- Problem details -
Go through the entries below, tally each line with the string "koordinatene", and give the final number by itself.
Begin Supplied records
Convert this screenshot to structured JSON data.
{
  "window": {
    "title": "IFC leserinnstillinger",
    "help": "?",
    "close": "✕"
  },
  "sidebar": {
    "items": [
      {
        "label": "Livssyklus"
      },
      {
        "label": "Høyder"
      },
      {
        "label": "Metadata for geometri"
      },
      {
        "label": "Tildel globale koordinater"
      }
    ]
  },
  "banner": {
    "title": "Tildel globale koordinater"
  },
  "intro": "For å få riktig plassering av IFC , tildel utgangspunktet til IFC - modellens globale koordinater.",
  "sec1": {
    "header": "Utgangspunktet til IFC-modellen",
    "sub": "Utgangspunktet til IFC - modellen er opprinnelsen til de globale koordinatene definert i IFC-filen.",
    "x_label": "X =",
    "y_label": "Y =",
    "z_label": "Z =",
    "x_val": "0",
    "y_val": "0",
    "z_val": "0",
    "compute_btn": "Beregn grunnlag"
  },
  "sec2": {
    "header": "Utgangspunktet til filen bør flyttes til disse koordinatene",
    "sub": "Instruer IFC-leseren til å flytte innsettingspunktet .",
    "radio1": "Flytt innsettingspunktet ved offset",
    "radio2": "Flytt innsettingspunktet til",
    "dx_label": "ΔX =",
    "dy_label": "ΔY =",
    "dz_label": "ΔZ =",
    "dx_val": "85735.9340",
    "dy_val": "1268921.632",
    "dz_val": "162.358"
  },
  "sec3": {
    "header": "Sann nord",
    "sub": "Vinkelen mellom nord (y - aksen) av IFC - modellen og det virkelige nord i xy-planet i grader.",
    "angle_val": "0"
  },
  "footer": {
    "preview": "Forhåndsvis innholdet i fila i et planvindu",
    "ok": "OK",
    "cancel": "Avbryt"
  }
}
End Supplied records
- Solution to the exercise -
2